>> start Provided material

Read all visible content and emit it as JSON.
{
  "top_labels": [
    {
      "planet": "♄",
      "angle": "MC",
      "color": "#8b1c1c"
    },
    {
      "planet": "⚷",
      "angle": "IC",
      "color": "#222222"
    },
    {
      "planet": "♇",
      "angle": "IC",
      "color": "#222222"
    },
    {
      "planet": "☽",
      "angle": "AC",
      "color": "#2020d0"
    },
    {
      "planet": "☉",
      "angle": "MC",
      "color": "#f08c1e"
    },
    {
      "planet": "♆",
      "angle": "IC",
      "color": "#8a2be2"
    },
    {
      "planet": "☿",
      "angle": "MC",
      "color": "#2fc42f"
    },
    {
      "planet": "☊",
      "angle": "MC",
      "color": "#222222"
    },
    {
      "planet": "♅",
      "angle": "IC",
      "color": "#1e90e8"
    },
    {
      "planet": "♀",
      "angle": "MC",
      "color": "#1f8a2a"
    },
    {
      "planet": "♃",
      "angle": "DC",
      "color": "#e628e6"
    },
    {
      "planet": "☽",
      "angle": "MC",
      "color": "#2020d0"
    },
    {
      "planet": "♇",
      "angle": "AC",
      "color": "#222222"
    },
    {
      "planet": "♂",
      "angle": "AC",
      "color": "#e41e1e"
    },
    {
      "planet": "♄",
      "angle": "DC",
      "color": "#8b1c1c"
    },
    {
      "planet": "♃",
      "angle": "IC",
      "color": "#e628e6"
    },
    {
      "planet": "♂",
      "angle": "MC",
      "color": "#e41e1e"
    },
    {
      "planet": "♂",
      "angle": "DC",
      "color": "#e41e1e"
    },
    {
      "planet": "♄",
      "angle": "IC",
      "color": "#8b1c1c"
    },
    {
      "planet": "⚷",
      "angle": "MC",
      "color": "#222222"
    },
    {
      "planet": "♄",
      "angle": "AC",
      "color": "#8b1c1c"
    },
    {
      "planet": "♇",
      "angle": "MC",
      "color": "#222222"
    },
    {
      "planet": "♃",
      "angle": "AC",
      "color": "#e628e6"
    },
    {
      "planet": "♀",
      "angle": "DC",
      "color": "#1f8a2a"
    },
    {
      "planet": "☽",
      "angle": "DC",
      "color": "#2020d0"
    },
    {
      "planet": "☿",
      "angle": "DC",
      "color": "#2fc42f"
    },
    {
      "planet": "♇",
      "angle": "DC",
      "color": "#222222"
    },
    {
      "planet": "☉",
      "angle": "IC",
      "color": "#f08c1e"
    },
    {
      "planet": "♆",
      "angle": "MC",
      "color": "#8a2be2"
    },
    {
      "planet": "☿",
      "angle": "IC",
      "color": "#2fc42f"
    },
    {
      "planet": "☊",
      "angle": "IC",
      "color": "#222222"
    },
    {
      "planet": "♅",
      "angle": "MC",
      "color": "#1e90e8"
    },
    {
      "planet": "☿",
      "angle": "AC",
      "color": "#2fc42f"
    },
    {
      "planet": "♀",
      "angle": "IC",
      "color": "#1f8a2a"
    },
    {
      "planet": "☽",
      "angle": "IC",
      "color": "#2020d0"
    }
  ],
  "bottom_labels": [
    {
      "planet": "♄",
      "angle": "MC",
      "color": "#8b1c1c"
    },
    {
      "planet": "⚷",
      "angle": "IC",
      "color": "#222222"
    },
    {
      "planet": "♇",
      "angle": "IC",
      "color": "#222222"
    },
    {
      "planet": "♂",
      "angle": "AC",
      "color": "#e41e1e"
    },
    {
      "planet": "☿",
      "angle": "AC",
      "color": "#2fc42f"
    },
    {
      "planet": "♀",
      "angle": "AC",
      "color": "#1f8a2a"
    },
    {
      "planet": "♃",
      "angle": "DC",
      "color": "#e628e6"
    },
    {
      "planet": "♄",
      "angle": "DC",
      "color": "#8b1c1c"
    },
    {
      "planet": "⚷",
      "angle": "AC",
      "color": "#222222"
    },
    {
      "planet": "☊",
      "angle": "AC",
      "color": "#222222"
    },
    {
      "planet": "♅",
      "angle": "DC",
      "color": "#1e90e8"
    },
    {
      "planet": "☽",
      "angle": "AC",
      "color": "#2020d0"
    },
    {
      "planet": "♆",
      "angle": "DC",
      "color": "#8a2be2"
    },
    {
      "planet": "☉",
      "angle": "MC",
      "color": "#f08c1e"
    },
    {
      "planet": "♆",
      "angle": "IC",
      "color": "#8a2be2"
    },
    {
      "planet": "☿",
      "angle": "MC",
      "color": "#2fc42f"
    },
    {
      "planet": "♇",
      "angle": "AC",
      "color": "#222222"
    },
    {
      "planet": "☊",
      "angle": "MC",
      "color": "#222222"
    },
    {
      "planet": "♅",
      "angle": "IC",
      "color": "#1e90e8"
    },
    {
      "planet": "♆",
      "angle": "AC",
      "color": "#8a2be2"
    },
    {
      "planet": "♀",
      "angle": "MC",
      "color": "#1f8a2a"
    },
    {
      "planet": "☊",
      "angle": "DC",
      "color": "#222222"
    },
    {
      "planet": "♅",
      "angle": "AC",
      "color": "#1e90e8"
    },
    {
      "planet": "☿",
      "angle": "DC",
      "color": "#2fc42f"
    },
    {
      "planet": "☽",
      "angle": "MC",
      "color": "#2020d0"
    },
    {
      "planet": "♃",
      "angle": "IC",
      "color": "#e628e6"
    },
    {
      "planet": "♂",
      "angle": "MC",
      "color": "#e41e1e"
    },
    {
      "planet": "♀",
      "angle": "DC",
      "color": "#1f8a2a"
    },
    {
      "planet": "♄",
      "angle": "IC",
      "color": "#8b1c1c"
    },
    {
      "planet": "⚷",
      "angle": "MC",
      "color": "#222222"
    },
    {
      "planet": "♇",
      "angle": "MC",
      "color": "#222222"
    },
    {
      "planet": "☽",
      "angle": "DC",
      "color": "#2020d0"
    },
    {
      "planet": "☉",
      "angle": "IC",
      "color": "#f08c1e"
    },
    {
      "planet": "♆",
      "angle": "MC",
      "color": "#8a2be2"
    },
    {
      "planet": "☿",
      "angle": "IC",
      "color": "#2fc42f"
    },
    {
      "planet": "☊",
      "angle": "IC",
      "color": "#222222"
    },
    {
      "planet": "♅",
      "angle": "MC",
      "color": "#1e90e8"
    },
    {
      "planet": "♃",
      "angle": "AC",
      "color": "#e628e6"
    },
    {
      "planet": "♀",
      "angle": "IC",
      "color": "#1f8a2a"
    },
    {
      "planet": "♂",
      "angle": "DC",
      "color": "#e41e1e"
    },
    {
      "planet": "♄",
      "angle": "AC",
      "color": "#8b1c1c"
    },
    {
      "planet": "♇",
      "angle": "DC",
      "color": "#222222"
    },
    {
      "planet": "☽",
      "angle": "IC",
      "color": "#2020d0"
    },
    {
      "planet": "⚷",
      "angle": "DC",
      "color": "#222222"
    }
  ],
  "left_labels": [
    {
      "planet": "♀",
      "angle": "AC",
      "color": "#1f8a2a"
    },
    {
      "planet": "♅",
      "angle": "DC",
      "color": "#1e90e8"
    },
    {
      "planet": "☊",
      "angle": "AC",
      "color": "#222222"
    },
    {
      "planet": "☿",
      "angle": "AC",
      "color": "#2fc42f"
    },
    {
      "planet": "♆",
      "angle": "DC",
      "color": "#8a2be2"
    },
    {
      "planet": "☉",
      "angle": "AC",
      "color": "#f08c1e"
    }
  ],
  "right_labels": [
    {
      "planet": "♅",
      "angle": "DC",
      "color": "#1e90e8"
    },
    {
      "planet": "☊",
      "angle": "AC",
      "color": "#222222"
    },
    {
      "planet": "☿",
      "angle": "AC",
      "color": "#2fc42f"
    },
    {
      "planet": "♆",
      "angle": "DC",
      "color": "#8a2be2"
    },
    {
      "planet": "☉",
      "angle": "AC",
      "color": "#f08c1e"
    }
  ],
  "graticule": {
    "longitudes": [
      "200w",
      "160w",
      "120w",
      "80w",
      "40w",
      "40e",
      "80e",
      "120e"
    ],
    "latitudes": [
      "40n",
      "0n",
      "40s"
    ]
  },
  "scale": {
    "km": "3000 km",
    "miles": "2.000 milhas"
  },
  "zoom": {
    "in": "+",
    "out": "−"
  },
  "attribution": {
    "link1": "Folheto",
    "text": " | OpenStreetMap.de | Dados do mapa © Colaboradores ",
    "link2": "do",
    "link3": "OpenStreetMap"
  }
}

>> end Provided material

**What you should do**
Write out every line of the data that holds the word "OpenStreetMap".

**In response**
    "text": " | OpenStreetMap.de | Dados do mapa © Colaboradores ",
    "link3": "OpenStreetMap"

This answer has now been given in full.